= DIRECTIVE =
Give every line from the entries that contains "BELOW".

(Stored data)

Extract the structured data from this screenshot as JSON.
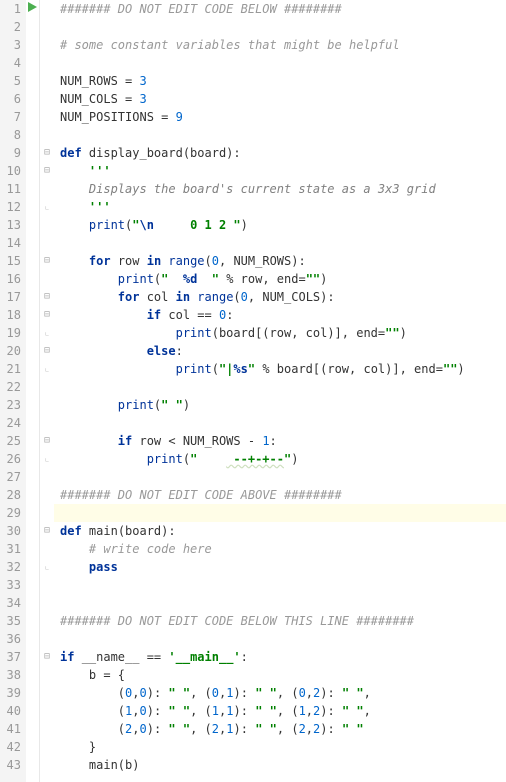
{
  "code": {
    "lines": [
      {
        "n": 1,
        "icon": "run",
        "fold": "",
        "segments": [
          {
            "t": "####### DO NOT EDIT CODE BELOW ########",
            "cls": "c-cmt"
          }
        ]
      },
      {
        "n": 2,
        "segments": []
      },
      {
        "n": 3,
        "segments": [
          {
            "t": "# some constant variables that might be helpful",
            "cls": "c-cmt"
          }
        ]
      },
      {
        "n": 4,
        "segments": []
      },
      {
        "n": 5,
        "segments": [
          {
            "t": "NUM_ROWS = ",
            "cls": ""
          },
          {
            "t": "3",
            "cls": "c-num"
          }
        ]
      },
      {
        "n": 6,
        "segments": [
          {
            "t": "NUM_COLS = ",
            "cls": ""
          },
          {
            "t": "3",
            "cls": "c-num"
          }
        ]
      },
      {
        "n": 7,
        "segments": [
          {
            "t": "NUM_POSITIONS = ",
            "cls": ""
          },
          {
            "t": "9",
            "cls": "c-num"
          }
        ]
      },
      {
        "n": 8,
        "segments": []
      },
      {
        "n": 9,
        "fold": "minus",
        "segments": [
          {
            "t": "def ",
            "cls": "c-kw"
          },
          {
            "t": "display_board",
            "cls": "c-def"
          },
          {
            "t": "(board):",
            "cls": ""
          }
        ]
      },
      {
        "n": 10,
        "fold": "minus",
        "segments": [
          {
            "t": "    ",
            "cls": ""
          },
          {
            "t": "'''",
            "cls": "c-docq"
          }
        ]
      },
      {
        "n": 11,
        "segments": [
          {
            "t": "    Displays the board's current state as a 3x3 grid",
            "cls": "c-doc"
          }
        ]
      },
      {
        "n": 12,
        "fold": "end",
        "segments": [
          {
            "t": "    ",
            "cls": ""
          },
          {
            "t": "'''",
            "cls": "c-docq"
          }
        ]
      },
      {
        "n": 13,
        "segments": [
          {
            "t": "    ",
            "cls": ""
          },
          {
            "t": "print",
            "cls": "c-bi"
          },
          {
            "t": "(",
            "cls": ""
          },
          {
            "t": "\"",
            "cls": "c-str"
          },
          {
            "t": "\\n",
            "cls": "c-esc"
          },
          {
            "t": "     0 1 2 \"",
            "cls": "c-str"
          },
          {
            "t": ")",
            "cls": ""
          }
        ]
      },
      {
        "n": 14,
        "segments": []
      },
      {
        "n": 15,
        "fold": "minus",
        "segments": [
          {
            "t": "    ",
            "cls": ""
          },
          {
            "t": "for ",
            "cls": "c-kw"
          },
          {
            "t": "row ",
            "cls": ""
          },
          {
            "t": "in ",
            "cls": "c-kw"
          },
          {
            "t": "range",
            "cls": "c-bi"
          },
          {
            "t": "(",
            "cls": ""
          },
          {
            "t": "0",
            "cls": "c-num"
          },
          {
            "t": ", NUM_ROWS):",
            "cls": ""
          }
        ]
      },
      {
        "n": 16,
        "segments": [
          {
            "t": "        ",
            "cls": ""
          },
          {
            "t": "print",
            "cls": "c-bi"
          },
          {
            "t": "(",
            "cls": ""
          },
          {
            "t": "\"  ",
            "cls": "c-str"
          },
          {
            "t": "%d",
            "cls": "c-esc"
          },
          {
            "t": "  \"",
            "cls": "c-str"
          },
          {
            "t": " % row, ",
            "cls": ""
          },
          {
            "t": "end",
            "cls": ""
          },
          {
            "t": "=",
            "cls": ""
          },
          {
            "t": "\"\"",
            "cls": "c-str"
          },
          {
            "t": ")",
            "cls": ""
          }
        ]
      },
      {
        "n": 17,
        "fold": "minus",
        "segments": [
          {
            "t": "        ",
            "cls": ""
          },
          {
            "t": "for ",
            "cls": "c-kw"
          },
          {
            "t": "col ",
            "cls": ""
          },
          {
            "t": "in ",
            "cls": "c-kw"
          },
          {
            "t": "range",
            "cls": "c-bi"
          },
          {
            "t": "(",
            "cls": ""
          },
          {
            "t": "0",
            "cls": "c-num"
          },
          {
            "t": ", NUM_COLS):",
            "cls": ""
          }
        ]
      },
      {
        "n": 18,
        "fold": "minus",
        "segments": [
          {
            "t": "            ",
            "cls": ""
          },
          {
            "t": "if ",
            "cls": "c-kw"
          },
          {
            "t": "col == ",
            "cls": ""
          },
          {
            "t": "0",
            "cls": "c-num"
          },
          {
            "t": ":",
            "cls": ""
          }
        ]
      },
      {
        "n": 19,
        "fold": "end",
        "segments": [
          {
            "t": "                ",
            "cls": ""
          },
          {
            "t": "print",
            "cls": "c-bi"
          },
          {
            "t": "(board[(row, col)], ",
            "cls": ""
          },
          {
            "t": "end",
            "cls": ""
          },
          {
            "t": "=",
            "cls": ""
          },
          {
            "t": "\"\"",
            "cls": "c-str"
          },
          {
            "t": ")",
            "cls": ""
          }
        ]
      },
      {
        "n": 20,
        "fold": "minus",
        "segments": [
          {
            "t": "            ",
            "cls": ""
          },
          {
            "t": "else",
            "cls": "c-kw"
          },
          {
            "t": ":",
            "cls": ""
          }
        ]
      },
      {
        "n": 21,
        "fold": "end",
        "segments": [
          {
            "t": "                ",
            "cls": ""
          },
          {
            "t": "print",
            "cls": "c-bi"
          },
          {
            "t": "(",
            "cls": ""
          },
          {
            "t": "\"|",
            "cls": "c-str"
          },
          {
            "t": "%s",
            "cls": "c-esc"
          },
          {
            "t": "\"",
            "cls": "c-str"
          },
          {
            "t": " % board[(row, col)], ",
            "cls": ""
          },
          {
            "t": "end",
            "cls": ""
          },
          {
            "t": "=",
            "cls": ""
          },
          {
            "t": "\"\"",
            "cls": "c-str"
          },
          {
            "t": ")",
            "cls": ""
          }
        ]
      },
      {
        "n": 22,
        "segments": []
      },
      {
        "n": 23,
        "segments": [
          {
            "t": "        ",
            "cls": ""
          },
          {
            "t": "print",
            "cls": "c-bi"
          },
          {
            "t": "(",
            "cls": ""
          },
          {
            "t": "\" \"",
            "cls": "c-str"
          },
          {
            "t": ")",
            "cls": ""
          }
        ]
      },
      {
        "n": 24,
        "segments": []
      },
      {
        "n": 25,
        "fold": "minus",
        "segments": [
          {
            "t": "        ",
            "cls": ""
          },
          {
            "t": "if ",
            "cls": "c-kw"
          },
          {
            "t": "row < NUM_ROWS - ",
            "cls": ""
          },
          {
            "t": "1",
            "cls": "c-num"
          },
          {
            "t": ":",
            "cls": ""
          }
        ]
      },
      {
        "n": 26,
        "fold": "end",
        "segments": [
          {
            "t": "            ",
            "cls": ""
          },
          {
            "t": "print",
            "cls": "c-bi"
          },
          {
            "t": "(",
            "cls": ""
          },
          {
            "t": "\"    ",
            "cls": "c-str"
          },
          {
            "t": " --+-+--",
            "cls": "c-str c-spell"
          },
          {
            "t": "\"",
            "cls": "c-str"
          },
          {
            "t": ")",
            "cls": ""
          }
        ]
      },
      {
        "n": 27,
        "segments": []
      },
      {
        "n": 28,
        "segments": [
          {
            "t": "####### DO NOT EDIT CODE ABOVE ########",
            "cls": "c-cmt"
          }
        ]
      },
      {
        "n": 29,
        "hl": true,
        "segments": []
      },
      {
        "n": 30,
        "fold": "minus",
        "segments": [
          {
            "t": "def ",
            "cls": "c-kw"
          },
          {
            "t": "main",
            "cls": "c-def"
          },
          {
            "t": "(board):",
            "cls": ""
          }
        ]
      },
      {
        "n": 31,
        "segments": [
          {
            "t": "    ",
            "cls": ""
          },
          {
            "t": "# write code here",
            "cls": "c-cmt"
          }
        ]
      },
      {
        "n": 32,
        "fold": "end",
        "segments": [
          {
            "t": "    ",
            "cls": ""
          },
          {
            "t": "pass",
            "cls": "c-kw"
          }
        ]
      },
      {
        "n": 33,
        "segments": []
      },
      {
        "n": 34,
        "segments": []
      },
      {
        "n": 35,
        "segments": [
          {
            "t": "####### DO NOT EDIT CODE BELOW THIS LINE ########",
            "cls": "c-cmt"
          }
        ]
      },
      {
        "n": 36,
        "segments": []
      },
      {
        "n": 37,
        "fold": "minus",
        "segments": [
          {
            "t": "if ",
            "cls": "c-kw"
          },
          {
            "t": "__name__ == ",
            "cls": ""
          },
          {
            "t": "'__main__'",
            "cls": "c-str"
          },
          {
            "t": ":",
            "cls": ""
          }
        ]
      },
      {
        "n": 38,
        "segments": [
          {
            "t": "    b = {",
            "cls": ""
          }
        ]
      },
      {
        "n": 39,
        "segments": [
          {
            "t": "        (",
            "cls": ""
          },
          {
            "t": "0",
            "cls": "c-num"
          },
          {
            "t": ",",
            "cls": ""
          },
          {
            "t": "0",
            "cls": "c-num"
          },
          {
            "t": "): ",
            "cls": ""
          },
          {
            "t": "\" \"",
            "cls": "c-str"
          },
          {
            "t": ", (",
            "cls": ""
          },
          {
            "t": "0",
            "cls": "c-num"
          },
          {
            "t": ",",
            "cls": ""
          },
          {
            "t": "1",
            "cls": "c-num"
          },
          {
            "t": "): ",
            "cls": ""
          },
          {
            "t": "\" \"",
            "cls": "c-str"
          },
          {
            "t": ", (",
            "cls": ""
          },
          {
            "t": "0",
            "cls": "c-num"
          },
          {
            "t": ",",
            "cls": ""
          },
          {
            "t": "2",
            "cls": "c-num"
          },
          {
            "t": "): ",
            "cls": ""
          },
          {
            "t": "\" \"",
            "cls": "c-str"
          },
          {
            "t": ",",
            "cls": ""
          }
        ]
      },
      {
        "n": 40,
        "segments": [
          {
            "t": "        (",
            "cls": ""
          },
          {
            "t": "1",
            "cls": "c-num"
          },
          {
            "t": ",",
            "cls": ""
          },
          {
            "t": "0",
            "cls": "c-num"
          },
          {
            "t": "): ",
            "cls": ""
          },
          {
            "t": "\" \"",
            "cls": "c-str"
          },
          {
            "t": ", (",
            "cls": ""
          },
          {
            "t": "1",
            "cls": "c-num"
          },
          {
            "t": ",",
            "cls": ""
          },
          {
            "t": "1",
            "cls": "c-num"
          },
          {
            "t": "): ",
            "cls": ""
          },
          {
            "t": "\" \"",
            "cls": "c-str"
          },
          {
            "t": ", (",
            "cls": ""
          },
          {
            "t": "1",
            "cls": "c-num"
          },
          {
            "t": ",",
            "cls": ""
          },
          {
            "t": "2",
            "cls": "c-num"
          },
          {
            "t": "): ",
            "cls": ""
          },
          {
            "t": "\" \"",
            "cls": "c-str"
          },
          {
            "t": ",",
            "cls": ""
          }
        ]
      },
      {
        "n": 41,
        "segments": [
          {
            "t": "        (",
            "cls": ""
          },
          {
            "t": "2",
            "cls": "c-num"
          },
          {
            "t": ",",
            "cls": ""
          },
          {
            "t": "0",
            "cls": "c-num"
          },
          {
            "t": "): ",
            "cls": ""
          },
          {
            "t": "\" \"",
            "cls": "c-str"
          },
          {
            "t": ", (",
            "cls": ""
          },
          {
            "t": "2",
            "cls": "c-num"
          },
          {
            "t": ",",
            "cls": ""
          },
          {
            "t": "1",
            "cls": "c-num"
          },
          {
            "t": "): ",
            "cls": ""
          },
          {
            "t": "\" \"",
            "cls": "c-str"
          },
          {
            "t": ", (",
            "cls": ""
          },
          {
            "t": "2",
            "cls": "c-num"
          },
          {
            "t": ",",
            "cls": ""
          },
          {
            "t": "2",
            "cls": "c-num"
          },
          {
            "t": "): ",
            "cls": ""
          },
          {
            "t": "\" \"",
            "cls": "c-str"
          }
        ]
      },
      {
        "n": 42,
        "segments": [
          {
            "t": "    }",
            "cls": ""
          }
        ]
      },
      {
        "n": 43,
        "segments": [
          {
            "t": "    main(b)",
            "cls": ""
          }
        ]
      }
    ]
  }
}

= EXERCISE SOLUTION =
            "t": "####### DO NOT EDIT CODE BELOW ########",
            "t": "####### DO NOT EDIT CODE BELOW THIS LINE ########",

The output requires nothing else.